═════ RECORD SET ═════
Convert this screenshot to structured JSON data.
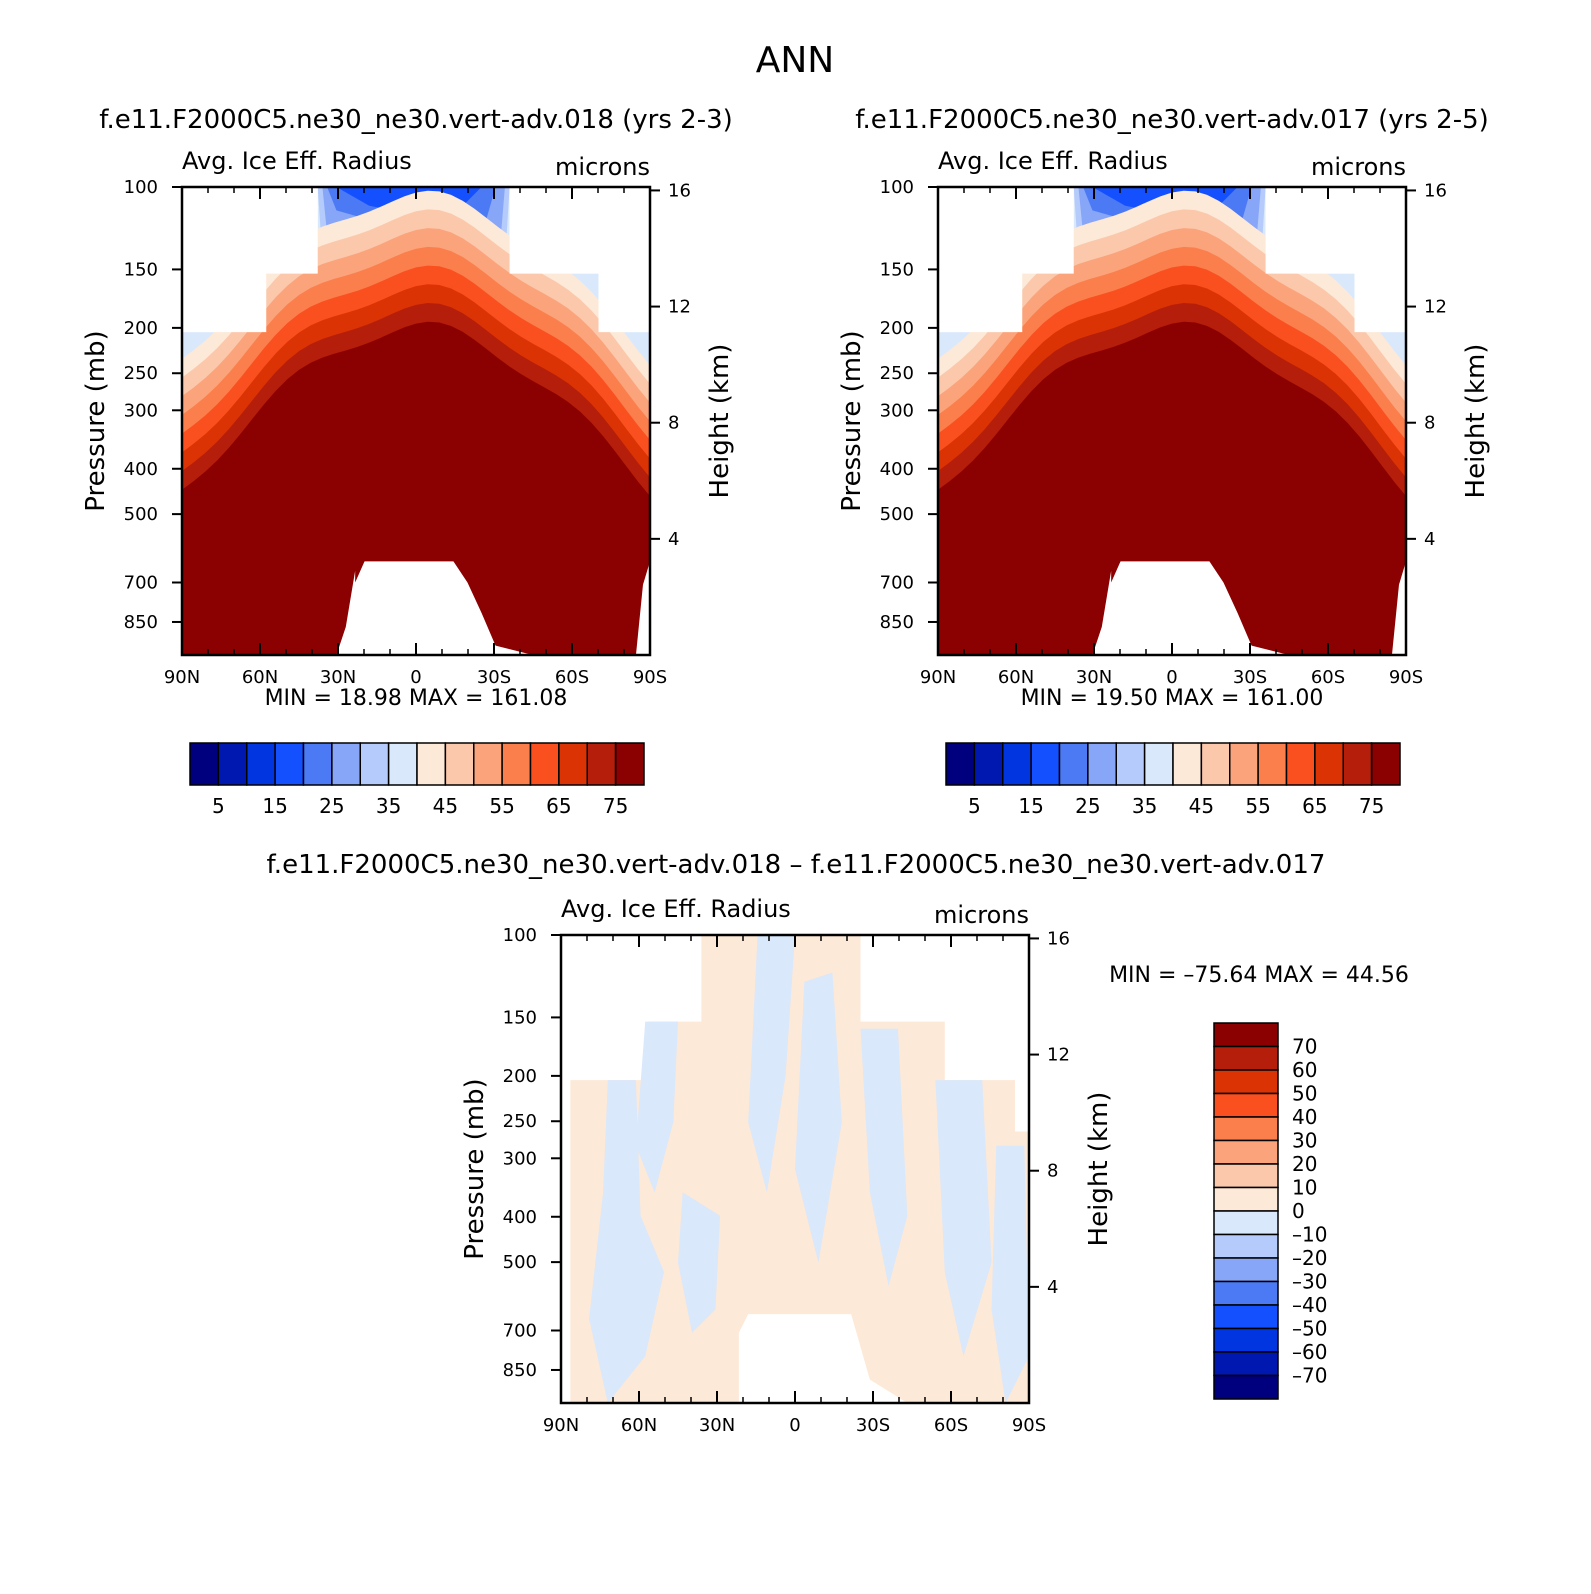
{
  "figure": {
    "title": "ANN"
  },
  "colors": {
    "seq": [
      "#00007f",
      "#0018b0",
      "#0035e0",
      "#1550ff",
      "#4c7af5",
      "#88a6f7",
      "#b5cbfb",
      "#d9e8fb",
      "#fde9d7",
      "#fcc8ab",
      "#fba47c",
      "#fb7f4c",
      "#fa5020",
      "#dc3305",
      "#b41e0a",
      "#8b0000"
    ],
    "diff": [
      "#00007f",
      "#0018b0",
      "#0035e0",
      "#1550ff",
      "#4c7af5",
      "#88a6f7",
      "#b5cbfb",
      "#d9e8fb",
      "#fde9d7",
      "#fcc8ab",
      "#fba47c",
      "#fb7f4c",
      "#fa5020",
      "#dc3305",
      "#b41e0a",
      "#8b0000"
    ]
  },
  "chart_data": [
    {
      "type": "heatmap",
      "title": "f.e11.F2000C5.ne30_ne30.vert-adv.018 (yrs 2-3)",
      "left_label": "Avg. Ice Eff. Radius",
      "right_label": "microns",
      "ylabel": "Pressure (mb)",
      "y2label": "Height (km)",
      "xticks": [
        "90N",
        "60N",
        "30N",
        "0",
        "30S",
        "60S",
        "90S"
      ],
      "yticks": [
        "100",
        "150",
        "200",
        "250",
        "300",
        "400",
        "500",
        "700",
        "850"
      ],
      "y2ticks": [
        "16",
        "12",
        "8",
        "4"
      ],
      "ylim": [
        100,
        1000
      ],
      "log_scale": true,
      "stats_text": "MIN =   18.98   MAX = 161.08",
      "min": 18.98,
      "max": 161.08,
      "colorbar": {
        "labels": [
          "5",
          "15",
          "25",
          "35",
          "45",
          "55",
          "65",
          "75"
        ],
        "levels": [
          5,
          10,
          15,
          20,
          25,
          30,
          35,
          40,
          45,
          50,
          55,
          60,
          65,
          70,
          75
        ]
      }
    },
    {
      "type": "heatmap",
      "title": "f.e11.F2000C5.ne30_ne30.vert-adv.017 (yrs 2-5)",
      "left_label": "Avg. Ice Eff. Radius",
      "right_label": "microns",
      "ylabel": "Pressure (mb)",
      "y2label": "Height (km)",
      "xticks": [
        "90N",
        "60N",
        "30N",
        "0",
        "30S",
        "60S",
        "90S"
      ],
      "yticks": [
        "100",
        "150",
        "200",
        "250",
        "300",
        "400",
        "500",
        "700",
        "850"
      ],
      "y2ticks": [
        "16",
        "12",
        "8",
        "4"
      ],
      "ylim": [
        100,
        1000
      ],
      "log_scale": true,
      "stats_text": "MIN =   19.50   MAX = 161.00",
      "min": 19.5,
      "max": 161.0,
      "colorbar": {
        "labels": [
          "5",
          "15",
          "25",
          "35",
          "45",
          "55",
          "65",
          "75"
        ],
        "levels": [
          5,
          10,
          15,
          20,
          25,
          30,
          35,
          40,
          45,
          50,
          55,
          60,
          65,
          70,
          75
        ]
      }
    },
    {
      "type": "heatmap",
      "title": "f.e11.F2000C5.ne30_ne30.vert-adv.018 – f.e11.F2000C5.ne30_ne30.vert-adv.017",
      "left_label": "Avg. Ice Eff. Radius",
      "right_label": "microns",
      "ylabel": "Pressure (mb)",
      "y2label": "Height (km)",
      "xticks": [
        "90N",
        "60N",
        "30N",
        "0",
        "30S",
        "60S",
        "90S"
      ],
      "yticks": [
        "100",
        "150",
        "200",
        "250",
        "300",
        "400",
        "500",
        "700",
        "850"
      ],
      "y2ticks": [
        "16",
        "12",
        "8",
        "4"
      ],
      "ylim": [
        100,
        1000
      ],
      "log_scale": true,
      "stats_text": "MIN = –75.64   MAX =   44.56",
      "min": -75.64,
      "max": 44.56,
      "colorbar": {
        "labels": [
          "70",
          "60",
          "50",
          "40",
          "30",
          "20",
          "10",
          "0",
          "–10",
          "–20",
          "–30",
          "–40",
          "–50",
          "–60",
          "–70"
        ],
        "levels": [
          -70,
          -60,
          -50,
          -40,
          -30,
          -20,
          -10,
          0,
          10,
          20,
          30,
          40,
          50,
          60,
          70
        ]
      }
    }
  ]
}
═════
:: WHAT TO DO ::
Return the listing above word for word, with the pictures removed.

:: REPLY ::
Convert this screenshot to structured JSON data.
{
  "figure": {
    "title": "ANN"
  },
  "colors": {
    "seq": [
      "#00007f",
      "#0018b0",
      "#0035e0",
      "#1550ff",
      "#4c7af5",
      "#88a6f7",
      "#b5cbfb",
      "#d9e8fb",
      "#fde9d7",
      "#fcc8ab",
      "#fba47c",
      "#fb7f4c",
      "#fa5020",
      "#dc3305",
      "#b41e0a",
      "#8b0000"
    ],
    "diff": [
      "#00007f",
      "#0018b0",
      "#0035e0",
      "#1550ff",
      "#4c7af5",
      "#88a6f7",
      "#b5cbfb",
      "#d9e8fb",
      "#fde9d7",
      "#fcc8ab",
      "#fba47c",
      "#fb7f4c",
      "#fa5020",
      "#dc3305",
      "#b41e0a",
      "#8b0000"
    ]
  },
  "chart_data": [
    {
      "type": "heatmap",
      "title": "f.e11.F2000C5.ne30_ne30.vert-adv.018 (yrs 2-3)",
      "left_label": "Avg. Ice Eff. Radius",
      "right_label": "microns",
      "ylabel": "Pressure (mb)",
      "y2label": "Height (km)",
      "xticks": [
        "90N",
        "60N",
        "30N",
        "0",
        "30S",
        "60S",
        "90S"
      ],
      "yticks": [
        "100",
        "150",
        "200",
        "250",
        "300",
        "400",
        "500",
        "700",
        "850"
      ],
      "y2ticks": [
        "16",
        "12",
        "8",
        "4"
      ],
      "ylim": [
        100,
        1000
      ],
      "log_scale": true,
      "stats_text": "MIN =   18.98   MAX = 161.08",
      "min": 18.98,
      "max": 161.08,
      "colorbar": {
        "labels": [
          "5",
          "15",
          "25",
          "35",
          "45",
          "55",
          "65",
          "75"
        ],
        "levels": [
          5,
          10,
          15,
          20,
          25,
          30,
          35,
          40,
          45,
          50,
          55,
          60,
          65,
          70,
          75
        ]
      }
    },
    {
      "type": "heatmap",
      "title": "f.e11.F2000C5.ne30_ne30.vert-adv.017 (yrs 2-5)",
      "left_label": "Avg. Ice Eff. Radius",
      "right_label": "microns",
      "ylabel": "Pressure (mb)",
      "y2label": "Height (km)",
      "xticks": [
        "90N",
        "60N",
        "30N",
        "0",
        "30S",
        "60S",
        "90S"
      ],
      "yticks": [
        "100",
        "150",
        "200",
        "250",
        "300",
        "400",
        "500",
        "700",
        "850"
      ],
      "y2ticks": [
        "16",
        "12",
        "8",
        "4"
      ],
      "ylim": [
        100,
        1000
      ],
      "log_scale": true,
      "stats_text": "MIN =   19.50   MAX = 161.00",
      "min": 19.5,
      "max": 161.0,
      "colorbar": {
        "labels": [
          "5",
          "15",
          "25",
          "35",
          "45",
          "55",
          "65",
          "75"
        ],
        "levels": [
          5,
          10,
          15,
          20,
          25,
          30,
          35,
          40,
          45,
          50,
          55,
          60,
          65,
          70,
          75
        ]
      }
    },
    {
      "type": "heatmap",
      "title": "f.e11.F2000C5.ne30_ne30.vert-adv.018 – f.e11.F2000C5.ne30_ne30.vert-adv.017",
      "left_label": "Avg. Ice Eff. Radius",
      "right_label": "microns",
      "ylabel": "Pressure (mb)",
      "y2label": "Height (km)",
      "xticks": [
        "90N",
        "60N",
        "30N",
        "0",
        "30S",
        "60S",
        "90S"
      ],
      "yticks": [
        "100",
        "150",
        "200",
        "250",
        "300",
        "400",
        "500",
        "700",
        "850"
      ],
      "y2ticks": [
        "16",
        "12",
        "8",
        "4"
      ],
      "ylim": [
        100,
        1000
      ],
      "log_scale": true,
      "stats_text": "MIN = –75.64   MAX =   44.56",
      "min": -75.64,
      "max": 44.56,
      "colorbar": {
        "labels": [
          "70",
          "60",
          "50",
          "40",
          "30",
          "20",
          "10",
          "0",
          "–10",
          "–20",
          "–30",
          "–40",
          "–50",
          "–60",
          "–70"
        ],
        "levels": [
          -70,
          -60,
          -50,
          -40,
          -30,
          -20,
          -10,
          0,
          10,
          20,
          30,
          40,
          50,
          60,
          70
        ]
      }
    }
  ]
}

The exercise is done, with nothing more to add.